┌────────

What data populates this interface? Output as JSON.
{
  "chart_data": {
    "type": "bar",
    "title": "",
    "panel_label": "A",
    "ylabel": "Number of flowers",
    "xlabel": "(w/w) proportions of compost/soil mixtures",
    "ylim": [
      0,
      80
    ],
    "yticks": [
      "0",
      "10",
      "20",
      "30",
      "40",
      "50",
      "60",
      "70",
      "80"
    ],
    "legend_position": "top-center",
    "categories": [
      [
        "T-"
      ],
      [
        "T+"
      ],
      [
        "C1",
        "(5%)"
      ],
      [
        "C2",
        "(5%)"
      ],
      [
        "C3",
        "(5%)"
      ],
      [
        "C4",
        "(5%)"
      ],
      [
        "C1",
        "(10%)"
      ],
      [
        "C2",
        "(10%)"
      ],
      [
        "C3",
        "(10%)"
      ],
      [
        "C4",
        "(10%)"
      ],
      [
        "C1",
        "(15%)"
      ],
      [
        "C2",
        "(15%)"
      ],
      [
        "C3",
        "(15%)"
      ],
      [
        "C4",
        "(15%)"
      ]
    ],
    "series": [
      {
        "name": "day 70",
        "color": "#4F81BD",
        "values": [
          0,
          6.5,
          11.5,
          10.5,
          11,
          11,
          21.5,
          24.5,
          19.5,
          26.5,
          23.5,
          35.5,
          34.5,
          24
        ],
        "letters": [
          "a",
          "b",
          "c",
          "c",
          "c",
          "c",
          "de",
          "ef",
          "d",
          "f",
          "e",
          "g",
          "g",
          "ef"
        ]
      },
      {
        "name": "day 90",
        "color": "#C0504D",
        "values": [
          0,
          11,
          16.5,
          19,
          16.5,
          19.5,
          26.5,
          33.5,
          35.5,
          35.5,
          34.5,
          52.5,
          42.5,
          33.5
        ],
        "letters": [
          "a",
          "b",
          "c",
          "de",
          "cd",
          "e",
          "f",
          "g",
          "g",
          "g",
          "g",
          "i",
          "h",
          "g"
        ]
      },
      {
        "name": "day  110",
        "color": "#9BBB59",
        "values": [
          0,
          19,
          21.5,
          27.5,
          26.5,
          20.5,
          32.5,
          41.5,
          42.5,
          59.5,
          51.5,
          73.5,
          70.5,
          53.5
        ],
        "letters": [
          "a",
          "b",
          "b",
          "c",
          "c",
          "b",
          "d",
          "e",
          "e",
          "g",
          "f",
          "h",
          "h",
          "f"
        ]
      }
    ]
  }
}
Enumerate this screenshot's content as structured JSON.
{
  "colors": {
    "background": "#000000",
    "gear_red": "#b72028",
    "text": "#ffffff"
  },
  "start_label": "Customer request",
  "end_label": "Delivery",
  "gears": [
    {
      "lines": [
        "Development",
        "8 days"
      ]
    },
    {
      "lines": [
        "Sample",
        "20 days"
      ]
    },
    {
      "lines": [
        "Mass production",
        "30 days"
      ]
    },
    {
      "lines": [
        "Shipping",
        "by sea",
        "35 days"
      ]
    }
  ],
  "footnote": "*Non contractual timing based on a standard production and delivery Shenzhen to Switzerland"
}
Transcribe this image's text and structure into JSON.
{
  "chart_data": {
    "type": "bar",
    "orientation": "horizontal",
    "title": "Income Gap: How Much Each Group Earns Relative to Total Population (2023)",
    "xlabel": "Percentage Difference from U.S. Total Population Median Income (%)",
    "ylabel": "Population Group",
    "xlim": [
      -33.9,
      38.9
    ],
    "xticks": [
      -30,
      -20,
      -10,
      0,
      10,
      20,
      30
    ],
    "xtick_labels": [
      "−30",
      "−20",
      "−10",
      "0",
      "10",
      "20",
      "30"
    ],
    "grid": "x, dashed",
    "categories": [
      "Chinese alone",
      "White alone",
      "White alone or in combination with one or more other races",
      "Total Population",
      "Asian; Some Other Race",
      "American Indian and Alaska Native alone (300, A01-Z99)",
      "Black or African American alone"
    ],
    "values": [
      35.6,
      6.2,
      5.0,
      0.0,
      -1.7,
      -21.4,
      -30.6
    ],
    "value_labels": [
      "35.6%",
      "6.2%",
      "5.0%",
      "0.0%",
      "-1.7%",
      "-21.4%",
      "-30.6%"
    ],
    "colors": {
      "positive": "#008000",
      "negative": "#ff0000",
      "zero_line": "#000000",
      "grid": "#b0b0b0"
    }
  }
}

└────────

* [What the exercise asks]:
Quote the data in full, keeping each word unchanged.

* [Output for this task]:
What data populates this interface? Output as JSON.
{
  "chart_data": {
    "type": "bar",
    "title": "",
    "panel_label": "A",
    "ylabel": "Number of flowers",
    "xlabel": "(w/w) proportions of compost/soil mixtures",
    "ylim": [
      0,
      80
    ],
    "yticks": [
      "0",
      "10",
      "20",
      "30",
      "40",
      "50",
      "60",
      "70",
      "80"
    ],
    "legend_position": "top-center",
    "categories": [
      [
        "T-"
      ],
      [
        "T+"
      ],
      [
        "C1",
        "(5%)"
      ],
      [
        "C2",
        "(5%)"
      ],
      [
        "C3",
        "(5%)"
      ],
      [
        "C4",
        "(5%)"
      ],
      [
        "C1",
        "(10%)"
      ],
      [
        "C2",
        "(10%)"
      ],
      [
        "C3",
        "(10%)"
      ],
      [
        "C4",
        "(10%)"
      ],
      [
        "C1",
        "(15%)"
      ],
      [
        "C2",
        "(15%)"
      ],
      [
        "C3",
        "(15%)"
      ],
      [
        "C4",
        "(15%)"
      ]
    ],
    "series": [
      {
        "name": "day 70",
        "color": "#4F81BD",
        "values": [
          0,
          6.5,
          11.5,
          10.5,
          11,
          11,
          21.5,
          24.5,
          19.5,
          26.5,
          23.5,
          35.5,
          34.5,
          24
        ],
        "letters": [
          "a",
          "b",
          "c",
          "c",
          "c",
          "c",
          "de",
          "ef",
          "d",
          "f",
          "e",
          "g",
          "g",
          "ef"
        ]
      },
      {
        "name": "day 90",
        "color": "#C0504D",
        "values": [
          0,
          11,
          16.5,
          19,
          16.5,
          19.5,
          26.5,
          33.5,
          35.5,
          35.5,
          34.5,
          52.5,
          42.5,
          33.5
        ],
        "letters": [
          "a",
          "b",
          "c",
          "de",
          "cd",
          "e",
          "f",
          "g",
          "g",
          "g",
          "g",
          "i",
          "h",
          "g"
        ]
      },
      {
        "name": "day  110",
        "color": "#9BBB59",
        "values": [
          0,
          19,
          21.5,
          27.5,
          26.5,
          20.5,
          32.5,
          41.5,
          42.5,
          59.5,
          51.5,
          73.5,
          70.5,
          53.5
        ],
        "letters": [
          "a",
          "b",
          "b",
          "c",
          "c",
          "b",
          "d",
          "e",
          "e",
          "g",
          "f",
          "h",
          "h",
          "f"
        ]
      }
    ]
  }
}
Enumerate this screenshot's content as structured JSON.
{
  "colors": {
    "background": "#000000",
    "gear_red": "#b72028",
    "text": "#ffffff"
  },
  "start_label": "Customer request",
  "end_label": "Delivery",
  "gears": [
    {
      "lines": [
        "Development",
        "8 days"
      ]
    },
    {
      "lines": [
        "Sample",
        "20 days"
      ]
    },
    {
      "lines": [
        "Mass production",
        "30 days"
      ]
    },
    {
      "lines": [
        "Shipping",
        "by sea",
        "35 days"
      ]
    }
  ],
  "footnote": "*Non contractual timing based on a standard production and delivery Shenzhen to Switzerland"
}
Transcribe this image's text and structure into JSON.
{
  "chart_data": {
    "type": "bar",
    "orientation": "horizontal",
    "title": "Income Gap: How Much Each Group Earns Relative to Total Population (2023)",
    "xlabel": "Percentage Difference from U.S. Total Population Median Income (%)",
    "ylabel": "Population Group",
    "xlim": [
      -33.9,
      38.9
    ],
    "xticks": [
      -30,
      -20,
      -10,
      0,
      10,
      20,
      30
    ],
    "xtick_labels": [
      "−30",
      "−20",
      "−10",
      "0",
      "10",
      "20",
      "30"
    ],
    "grid": "x, dashed",
    "categories": [
      "Chinese alone",
      "White alone",
      "White alone or in combination with one or more other races",
      "Total Population",
      "Asian; Some Other Race",
      "American Indian and Alaska Native alone (300, A01-Z99)",
      "Black or African American alone"
    ],
    "values": [
      35.6,
      6.2,
      5.0,
      0.0,
      -1.7,
      -21.4,
      -30.6
    ],
    "value_labels": [
      "35.6%",
      "6.2%",
      "5.0%",
      "0.0%",
      "-1.7%",
      "-21.4%",
      "-30.6%"
    ],
    "colors": {
      "positive": "#008000",
      "negative": "#ff0000",
      "zero_line": "#000000",
      "grid": "#b0b0b0"
    }
  }
}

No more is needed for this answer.